Omit the pictures from the entries below and retype everything else exactly.

===== Records to use

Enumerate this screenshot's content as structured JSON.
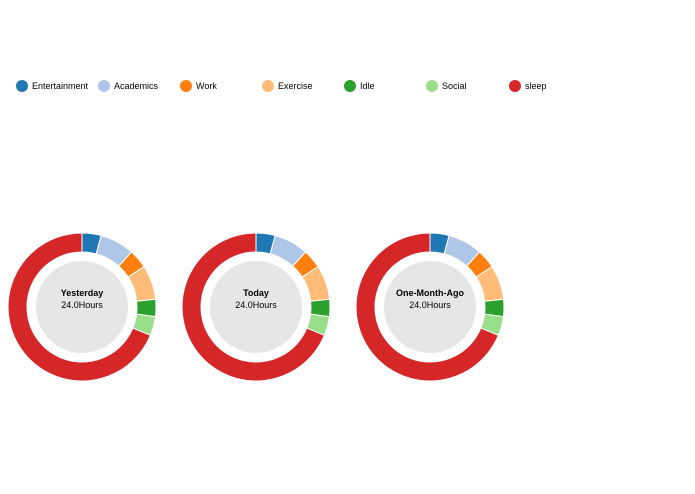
{
  "legend": [
    {
      "label": "Entertainment",
      "color": "#1f77b4"
    },
    {
      "label": "Academics",
      "color": "#aec7e8"
    },
    {
      "label": "Work",
      "color": "#ff7f0e"
    },
    {
      "label": "Exercise",
      "color": "#ffbb78"
    },
    {
      "label": "Idle",
      "color": "#2ca02c"
    },
    {
      "label": "Social",
      "color": "#98df8a"
    },
    {
      "label": "sleep",
      "color": "#d62728"
    }
  ],
  "chart_data": [
    {
      "type": "pie",
      "title": "Yesterday",
      "total_label": "24.0Hours",
      "categories": [
        "Entertainment",
        "Academics",
        "Work",
        "Exercise",
        "Idle",
        "Social",
        "sleep"
      ],
      "values": [
        1.0,
        1.8,
        1.0,
        1.8,
        0.9,
        1.0,
        16.5
      ],
      "colors": [
        "#1f77b4",
        "#aec7e8",
        "#ff7f0e",
        "#ffbb78",
        "#2ca02c",
        "#98df8a",
        "#d62728"
      ]
    },
    {
      "type": "pie",
      "title": "Today",
      "total_label": "24.0Hours",
      "categories": [
        "Entertainment",
        "Academics",
        "Work",
        "Exercise",
        "Idle",
        "Social",
        "sleep"
      ],
      "values": [
        1.0,
        1.8,
        1.0,
        1.8,
        0.9,
        1.0,
        16.5
      ],
      "colors": [
        "#1f77b4",
        "#aec7e8",
        "#ff7f0e",
        "#ffbb78",
        "#2ca02c",
        "#98df8a",
        "#d62728"
      ]
    },
    {
      "type": "pie",
      "title": "One-Month-Ago",
      "total_label": "24.0Hours",
      "categories": [
        "Entertainment",
        "Academics",
        "Work",
        "Exercise",
        "Idle",
        "Social",
        "sleep"
      ],
      "values": [
        1.0,
        1.8,
        1.0,
        1.8,
        0.9,
        1.0,
        16.5
      ],
      "colors": [
        "#1f77b4",
        "#aec7e8",
        "#ff7f0e",
        "#ffbb78",
        "#2ca02c",
        "#98df8a",
        "#d62728"
      ]
    }
  ]
}
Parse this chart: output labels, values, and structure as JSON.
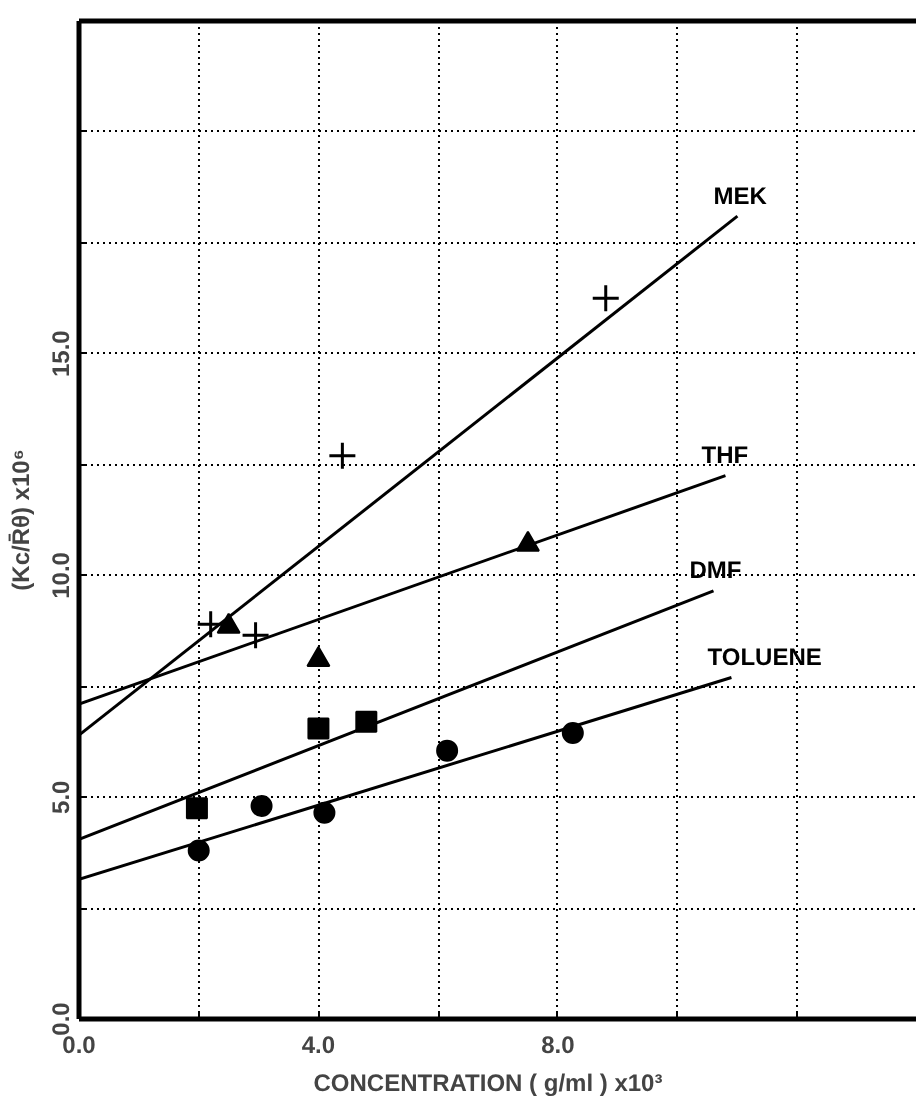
{
  "chart_data": {
    "type": "scatter",
    "xlabel": "CONCENTRATION   ( g/ml )  x10³",
    "ylabel": "(Kc/R̄θ) x10⁶",
    "xlim": [
      0,
      14
    ],
    "ylim": [
      0,
      22.5
    ],
    "xticks": [
      {
        "value": 0,
        "label": "0.0"
      },
      {
        "value": 2,
        "label": null
      },
      {
        "value": 4,
        "label": "4.0"
      },
      {
        "value": 6,
        "label": null
      },
      {
        "value": 8,
        "label": "8.0"
      },
      {
        "value": 10,
        "label": null
      },
      {
        "value": 12,
        "label": null
      }
    ],
    "yticks": [
      {
        "value": 0,
        "label": "0.0"
      },
      {
        "value": 2.5,
        "label": null
      },
      {
        "value": 5,
        "label": "5.0"
      },
      {
        "value": 7.5,
        "label": null
      },
      {
        "value": 10,
        "label": "10.0"
      },
      {
        "value": 12.5,
        "label": null
      },
      {
        "value": 15,
        "label": "15.0"
      },
      {
        "value": 17.5,
        "label": null
      },
      {
        "value": 20,
        "label": null
      }
    ],
    "grid": true,
    "series": [
      {
        "marker": "cross",
        "color": "#000000",
        "x": [
          2.2,
          2.95,
          4.4,
          8.8
        ],
        "values": [
          8.9,
          8.65,
          12.7,
          16.25
        ]
      },
      {
        "type": "line",
        "name": "MEK",
        "color": "#000000",
        "x": [
          0,
          11.0
        ],
        "values": [
          6.4,
          18.1
        ]
      },
      {
        "marker": "triangle",
        "color": "#000000",
        "x": [
          2.5,
          4.0,
          7.5
        ],
        "values": [
          8.85,
          8.1,
          10.7
        ]
      },
      {
        "type": "line",
        "name": "THF",
        "color": "#000000",
        "x": [
          0,
          10.8
        ],
        "values": [
          7.1,
          12.25
        ]
      },
      {
        "marker": "square",
        "color": "#000000",
        "x": [
          1.97,
          4.0,
          4.8
        ],
        "values": [
          4.75,
          6.55,
          6.7
        ]
      },
      {
        "type": "line",
        "name": "DMF",
        "color": "#000000",
        "x": [
          0,
          10.6
        ],
        "values": [
          4.05,
          9.65
        ]
      },
      {
        "marker": "circle",
        "color": "#000000",
        "x": [
          2.0,
          3.05,
          4.1,
          6.15,
          8.25
        ],
        "values": [
          3.8,
          4.8,
          4.65,
          6.05,
          6.45
        ]
      },
      {
        "type": "line",
        "name": "TOLUENE",
        "color": "#000000",
        "x": [
          0,
          10.9
        ],
        "values": [
          3.15,
          7.7
        ]
      }
    ]
  }
}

==========

# Response to the exercise:
Enumerate this screenshot's content as structured JSON.
{
  "legend": [
    {
      "label": "Entertainment",
      "color": "#1f77b4"
    },
    {
      "label": "Academics",
      "color": "#aec7e8"
    },
    {
      "label": "Work",
      "color": "#ff7f0e"
    },
    {
      "label": "Exercise",
      "color": "#ffbb78"
    },
    {
      "label": "Idle",
      "color": "#2ca02c"
    },
    {
      "label": "Social",
      "color": "#98df8a"
    },
    {
      "label": "sleep",
      "color": "#d62728"
    }
  ],
  "chart_data": [
    {
      "type": "pie",
      "title": "Yesterday",
      "total_label": "24.0Hours",
      "categories": [
        "Entertainment",
        "Academics",
        "Work",
        "Exercise",
        "Idle",
        "Social",
        "sleep"
      ],
      "values": [
        1.0,
        1.8,
        1.0,
        1.8,
        0.9,
        1.0,
        16.5
      ],
      "colors": [
        "#1f77b4",
        "#aec7e8",
        "#ff7f0e",
        "#ffbb78",
        "#2ca02c",
        "#98df8a",
        "#d62728"
      ]
    },
    {
      "type": "pie",
      "title": "Today",
      "total_label": "24.0Hours",
      "categories": [
        "Entertainment",
        "Academics",
        "Work",
        "Exercise",
        "Idle",
        "Social",
        "sleep"
      ],
      "values": [
        1.0,
        1.8,
        1.0,
        1.8,
        0.9,
        1.0,
        16.5
      ],
      "colors": [
        "#1f77b4",
        "#aec7e8",
        "#ff7f0e",
        "#ffbb78",
        "#2ca02c",
        "#98df8a",
        "#d62728"
      ]
    },
    {
      "type": "pie",
      "title": "One-Month-Ago",
      "total_label": "24.0Hours",
      "categories": [
        "Entertainment",
        "Academics",
        "Work",
        "Exercise",
        "Idle",
        "Social",
        "sleep"
      ],
      "values": [
        1.0,
        1.8,
        1.0,
        1.8,
        0.9,
        1.0,
        16.5
      ],
      "colors": [
        "#1f77b4",
        "#aec7e8",
        "#ff7f0e",
        "#ffbb78",
        "#2ca02c",
        "#98df8a",
        "#d62728"
      ]
    }
  ]
}
Parse this chart: output labels, values, and structure as JSON.
{
  "chart_data": {
    "type": "scatter",
    "xlabel": "CONCENTRATION   ( g/ml )  x10³",
    "ylabel": "(Kc/R̄θ) x10⁶",
    "xlim": [
      0,
      14
    ],
    "ylim": [
      0,
      22.5
    ],
    "xticks": [
      {
        "value": 0,
        "label": "0.0"
      },
      {
        "value": 2,
        "label": null
      },
      {
        "value": 4,
        "label": "4.0"
      },
      {
        "value": 6,
        "label": null
      },
      {
        "value": 8,
        "label": "8.0"
      },
      {
        "value": 10,
        "label": null
      },
      {
        "value": 12,
        "label": null
      }
    ],
    "yticks": [
      {
        "value": 0,
        "label": "0.0"
      },
      {
        "value": 2.5,
        "label": null
      },
      {
        "value": 5,
        "label": "5.0"
      },
      {
        "value": 7.5,
        "label": null
      },
      {
        "value": 10,
        "label": "10.0"
      },
      {
        "value": 12.5,
        "label": null
      },
      {
        "value": 15,
        "label": "15.0"
      },
      {
        "value": 17.5,
        "label": null
      },
      {
        "value": 20,
        "label": null
      }
    ],
    "grid": true,
    "series": [
      {
        "marker": "cross",
        "color": "#000000",
        "x": [
          2.2,
          2.95,
          4.4,
          8.8
        ],
        "values": [
          8.9,
          8.65,
          12.7,
          16.25
        ]
      },
      {
        "type": "line",
        "name": "MEK",
        "color": "#000000",
        "x": [
          0,
          11.0
        ],
        "values": [
          6.4,
          18.1
        ]
      },
      {
        "marker": "triangle",
        "color": "#000000",
        "x": [
          2.5,
          4.0,
          7.5
        ],
        "values": [
          8.85,
          8.1,
          10.7
        ]
      },
      {
        "type": "line",
        "name": "THF",
        "color": "#000000",
        "x": [
          0,
          10.8
        ],
        "values": [
          7.1,
          12.25
        ]
      },
      {
        "marker": "square",
        "color": "#000000",
        "x": [
          1.97,
          4.0,
          4.8
        ],
        "values": [
          4.75,
          6.55,
          6.7
        ]
      },
      {
        "type": "line",
        "name": "DMF",
        "color": "#000000",
        "x": [
          0,
          10.6
        ],
        "values": [
          4.05,
          9.65
        ]
      },
      {
        "marker": "circle",
        "color": "#000000",
        "x": [
          2.0,
          3.05,
          4.1,
          6.15,
          8.25
        ],
        "values": [
          3.8,
          4.8,
          4.65,
          6.05,
          6.45
        ]
      },
      {
        "type": "line",
        "name": "TOLUENE",
        "color": "#000000",
        "x": [
          0,
          10.9
        ],
        "values": [
          3.15,
          7.7
        ]
      }
    ]
  }
}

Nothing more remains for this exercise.